Material:
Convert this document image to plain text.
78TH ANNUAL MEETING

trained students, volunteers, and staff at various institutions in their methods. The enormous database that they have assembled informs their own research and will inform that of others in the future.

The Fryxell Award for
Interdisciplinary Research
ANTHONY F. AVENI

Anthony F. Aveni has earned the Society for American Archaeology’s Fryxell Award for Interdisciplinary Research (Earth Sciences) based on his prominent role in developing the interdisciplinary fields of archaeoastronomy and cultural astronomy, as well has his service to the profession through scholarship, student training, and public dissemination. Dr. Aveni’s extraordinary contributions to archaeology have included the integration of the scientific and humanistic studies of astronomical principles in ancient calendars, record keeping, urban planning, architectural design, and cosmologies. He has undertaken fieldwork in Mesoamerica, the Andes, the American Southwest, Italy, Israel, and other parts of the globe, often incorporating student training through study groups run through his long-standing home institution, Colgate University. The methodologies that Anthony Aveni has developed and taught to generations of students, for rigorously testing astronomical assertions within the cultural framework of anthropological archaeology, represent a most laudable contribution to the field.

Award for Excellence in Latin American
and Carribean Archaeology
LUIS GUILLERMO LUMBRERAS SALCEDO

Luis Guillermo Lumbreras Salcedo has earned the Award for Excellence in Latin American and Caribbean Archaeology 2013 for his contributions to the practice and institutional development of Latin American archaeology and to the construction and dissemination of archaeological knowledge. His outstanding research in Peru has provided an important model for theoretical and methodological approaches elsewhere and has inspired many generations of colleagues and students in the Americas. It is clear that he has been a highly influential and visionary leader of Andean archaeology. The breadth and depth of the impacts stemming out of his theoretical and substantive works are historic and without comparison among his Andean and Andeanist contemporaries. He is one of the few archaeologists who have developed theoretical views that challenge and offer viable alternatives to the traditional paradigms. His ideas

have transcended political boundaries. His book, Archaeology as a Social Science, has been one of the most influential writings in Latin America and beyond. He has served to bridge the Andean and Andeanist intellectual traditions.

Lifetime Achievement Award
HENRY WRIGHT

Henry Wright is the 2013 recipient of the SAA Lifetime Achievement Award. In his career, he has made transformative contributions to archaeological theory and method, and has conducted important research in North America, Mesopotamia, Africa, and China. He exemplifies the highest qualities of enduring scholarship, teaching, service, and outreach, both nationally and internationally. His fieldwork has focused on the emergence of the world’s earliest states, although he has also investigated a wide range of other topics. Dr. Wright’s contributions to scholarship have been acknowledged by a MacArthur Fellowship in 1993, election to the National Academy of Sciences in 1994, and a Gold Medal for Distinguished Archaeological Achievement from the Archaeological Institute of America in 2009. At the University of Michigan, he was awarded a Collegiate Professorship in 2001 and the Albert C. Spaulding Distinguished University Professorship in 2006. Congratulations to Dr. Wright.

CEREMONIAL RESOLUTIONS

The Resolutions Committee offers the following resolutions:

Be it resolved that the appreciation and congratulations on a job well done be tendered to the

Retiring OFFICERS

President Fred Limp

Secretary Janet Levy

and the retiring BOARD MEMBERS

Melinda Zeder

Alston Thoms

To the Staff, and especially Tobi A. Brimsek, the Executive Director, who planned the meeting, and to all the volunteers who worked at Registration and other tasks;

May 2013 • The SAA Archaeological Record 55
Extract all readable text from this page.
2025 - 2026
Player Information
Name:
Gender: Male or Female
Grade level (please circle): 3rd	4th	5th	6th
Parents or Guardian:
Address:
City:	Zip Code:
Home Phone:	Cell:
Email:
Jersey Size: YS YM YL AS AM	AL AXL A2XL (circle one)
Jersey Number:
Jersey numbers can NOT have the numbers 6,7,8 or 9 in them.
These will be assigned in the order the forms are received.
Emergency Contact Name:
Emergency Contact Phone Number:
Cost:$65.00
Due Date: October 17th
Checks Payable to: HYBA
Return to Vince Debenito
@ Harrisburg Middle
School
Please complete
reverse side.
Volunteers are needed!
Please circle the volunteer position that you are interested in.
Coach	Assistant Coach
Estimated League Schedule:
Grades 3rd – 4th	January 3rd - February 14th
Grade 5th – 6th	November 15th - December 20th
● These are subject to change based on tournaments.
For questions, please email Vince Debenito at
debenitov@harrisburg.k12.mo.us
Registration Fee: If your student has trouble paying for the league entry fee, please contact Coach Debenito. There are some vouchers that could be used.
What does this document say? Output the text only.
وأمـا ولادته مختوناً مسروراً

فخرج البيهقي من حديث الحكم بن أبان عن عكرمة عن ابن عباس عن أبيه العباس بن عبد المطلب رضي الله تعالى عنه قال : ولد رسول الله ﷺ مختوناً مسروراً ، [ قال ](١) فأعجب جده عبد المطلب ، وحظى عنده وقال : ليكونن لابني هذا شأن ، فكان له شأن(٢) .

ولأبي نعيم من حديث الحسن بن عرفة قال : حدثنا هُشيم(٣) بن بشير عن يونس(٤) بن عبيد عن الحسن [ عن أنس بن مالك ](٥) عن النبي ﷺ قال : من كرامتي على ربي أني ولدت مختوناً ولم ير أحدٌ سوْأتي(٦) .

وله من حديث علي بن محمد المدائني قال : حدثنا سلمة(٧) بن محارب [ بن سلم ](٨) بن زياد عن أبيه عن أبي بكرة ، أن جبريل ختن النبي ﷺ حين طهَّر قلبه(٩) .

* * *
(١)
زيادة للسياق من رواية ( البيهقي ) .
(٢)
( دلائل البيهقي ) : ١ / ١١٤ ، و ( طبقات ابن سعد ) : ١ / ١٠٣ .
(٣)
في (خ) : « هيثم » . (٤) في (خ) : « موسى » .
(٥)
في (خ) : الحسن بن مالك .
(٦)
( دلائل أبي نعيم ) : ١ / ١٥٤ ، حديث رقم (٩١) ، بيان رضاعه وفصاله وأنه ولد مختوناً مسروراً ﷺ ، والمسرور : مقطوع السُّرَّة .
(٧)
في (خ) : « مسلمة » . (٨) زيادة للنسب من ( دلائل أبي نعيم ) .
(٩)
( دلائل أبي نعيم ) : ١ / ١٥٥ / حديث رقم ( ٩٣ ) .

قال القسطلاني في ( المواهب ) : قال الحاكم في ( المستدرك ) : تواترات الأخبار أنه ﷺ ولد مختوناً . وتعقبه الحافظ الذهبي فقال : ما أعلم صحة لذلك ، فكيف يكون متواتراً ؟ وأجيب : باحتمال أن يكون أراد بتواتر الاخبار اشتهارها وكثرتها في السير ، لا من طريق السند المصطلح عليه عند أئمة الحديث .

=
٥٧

Stated exercise: Every entry above should be retyped exactly as shown.

Correct response:
Convert this document image to plain text.
78TH ANNUAL MEETING

trained students, volunteers, and staff at various institutions in their methods. The enormous database that they have assembled informs their own research and will inform that of others in the future.

The Fryxell Award for
Interdisciplinary Research
ANTHONY F. AVENI

Anthony F. Aveni has earned the Society for American Archaeology’s Fryxell Award for Interdisciplinary Research (Earth Sciences) based on his prominent role in developing the interdisciplinary fields of archaeoastronomy and cultural astronomy, as well has his service to the profession through scholarship, student training, and public dissemination. Dr. Aveni’s extraordinary contributions to archaeology have included the integration of the scientific and humanistic studies of astronomical principles in ancient calendars, record keeping, urban planning, architectural design, and cosmologies. He has undertaken fieldwork in Mesoamerica, the Andes, the American Southwest, Italy, Israel, and other parts of the globe, often incorporating student training through study groups run through his long-standing home institution, Colgate University. The methodologies that Anthony Aveni has developed and taught to generations of students, for rigorously testing astronomical assertions within the cultural framework of anthropological archaeology, represent a most laudable contribution to the field.

Award for Excellence in Latin American
and Carribean Archaeology
LUIS GUILLERMO LUMBRERAS SALCEDO

Luis Guillermo Lumbreras Salcedo has earned the Award for Excellence in Latin American and Caribbean Archaeology 2013 for his contributions to the practice and institutional development of Latin American archaeology and to the construction and dissemination of archaeological knowledge. His outstanding research in Peru has provided an important model for theoretical and methodological approaches elsewhere and has inspired many generations of colleagues and students in the Americas. It is clear that he has been a highly influential and visionary leader of Andean archaeology. The breadth and depth of the impacts stemming out of his theoretical and substantive works are historic and without comparison among his Andean and Andeanist contemporaries. He is one of the few archaeologists who have developed theoretical views that challenge and offer viable alternatives to the traditional paradigms. His ideas

have transcended political boundaries. His book, Archaeology as a Social Science, has been one of the most influential writings in Latin America and beyond. He has served to bridge the Andean and Andeanist intellectual traditions.

Lifetime Achievement Award
HENRY WRIGHT

Henry Wright is the 2013 recipient of the SAA Lifetime Achievement Award. In his career, he has made transformative contributions to archaeological theory and method, and has conducted important research in North America, Mesopotamia, Africa, and China. He exemplifies the highest qualities of enduring scholarship, teaching, service, and outreach, both nationally and internationally. His fieldwork has focused on the emergence of the world’s earliest states, although he has also investigated a wide range of other topics. Dr. Wright’s contributions to scholarship have been acknowledged by a MacArthur Fellowship in 1993, election to the National Academy of Sciences in 1994, and a Gold Medal for Distinguished Archaeological Achievement from the Archaeological Institute of America in 2009. At the University of Michigan, he was awarded a Collegiate Professorship in 2001 and the Albert C. Spaulding Distinguished University Professorship in 2006. Congratulations to Dr. Wright.

CEREMONIAL RESOLUTIONS

The Resolutions Committee offers the following resolutions:

Be it resolved that the appreciation and congratulations on a job well done be tendered to the

Retiring OFFICERS

President Fred Limp

Secretary Janet Levy

and the retiring BOARD MEMBERS

Melinda Zeder

Alston Thoms

To the Staff, and especially Tobi A. Brimsek, the Executive Director, who planned the meeting, and to all the volunteers who worked at Registration and other tasks;

May 2013 • The SAA Archaeological Record 55
Extract all readable text from this page.
2025 - 2026
Player Information
Name:
Gender: Male or Female
Grade level (please circle): 3rd	4th	5th	6th
Parents or Guardian:
Address:
City:	Zip Code:
Home Phone:	Cell:
Email:
Jersey Size: YS YM YL AS AM	AL AXL A2XL (circle one)
Jersey Number:
Jersey numbers can NOT have the numbers 6,7,8 or 9 in them.
These will be assigned in the order the forms are received.
Emergency Contact Name:
Emergency Contact Phone Number:
Cost:$65.00
Due Date: October 17th
Checks Payable to: HYBA
Return to Vince Debenito
@ Harrisburg Middle
School
Please complete
reverse side.
Volunteers are needed!
Please circle the volunteer position that you are interested in.
Coach	Assistant Coach
Estimated League Schedule:
Grades 3rd – 4th	January 3rd - February 14th
Grade 5th – 6th	November 15th - December 20th
● These are subject to change based on tournaments.
For questions, please email Vince Debenito at
debenitov@harrisburg.k12.mo.us
Registration Fee: If your student has trouble paying for the league entry fee, please contact Coach Debenito. There are some vouchers that could be used.
What does this document say? Output the text only.
وأمـا ولادته مختوناً مسروراً

فخرج البيهقي من حديث الحكم بن أبان عن عكرمة عن ابن عباس عن أبيه العباس بن عبد المطلب رضي الله تعالى عنه قال : ولد رسول الله ﷺ مختوناً مسروراً ، [ قال ](١) فأعجب جده عبد المطلب ، وحظى عنده وقال : ليكونن لابني هذا شأن ، فكان له شأن(٢) .

ولأبي نعيم من حديث الحسن بن عرفة قال : حدثنا هُشيم(٣) بن بشير عن يونس(٤) بن عبيد عن الحسن [ عن أنس بن مالك ](٥) عن النبي ﷺ قال : من كرامتي على ربي أني ولدت مختوناً ولم ير أحدٌ سوْأتي(٦) .

وله من حديث علي بن محمد المدائني قال : حدثنا سلمة(٧) بن محارب [ بن سلم ](٨) بن زياد عن أبيه عن أبي بكرة ، أن جبريل ختن النبي ﷺ حين طهَّر قلبه(٩) .

* * *
(١)
زيادة للسياق من رواية ( البيهقي ) .
(٢)
( دلائل البيهقي ) : ١ / ١١٤ ، و ( طبقات ابن سعد ) : ١ / ١٠٣ .
(٣)
في (خ) : « هيثم » . (٤) في (خ) : « موسى » .
(٥)
في (خ) : الحسن بن مالك .
(٦)
( دلائل أبي نعيم ) : ١ / ١٥٤ ، حديث رقم (٩١) ، بيان رضاعه وفصاله وأنه ولد مختوناً مسروراً ﷺ ، والمسرور : مقطوع السُّرَّة .
(٧)
في (خ) : « مسلمة » . (٨) زيادة للنسب من ( دلائل أبي نعيم ) .
(٩)
( دلائل أبي نعيم ) : ١ / ١٥٥ / حديث رقم ( ٩٣ ) .

قال القسطلاني في ( المواهب ) : قال الحاكم في ( المستدرك ) : تواترات الأخبار أنه ﷺ ولد مختوناً . وتعقبه الحافظ الذهبي فقال : ما أعلم صحة لذلك ، فكيف يكون متواتراً ؟ وأجيب : باحتمال أن يكون أراد بتواتر الاخبار اشتهارها وكثرتها في السير ، لا من طريق السند المصطلح عليه عند أئمة الحديث .

=
٥٧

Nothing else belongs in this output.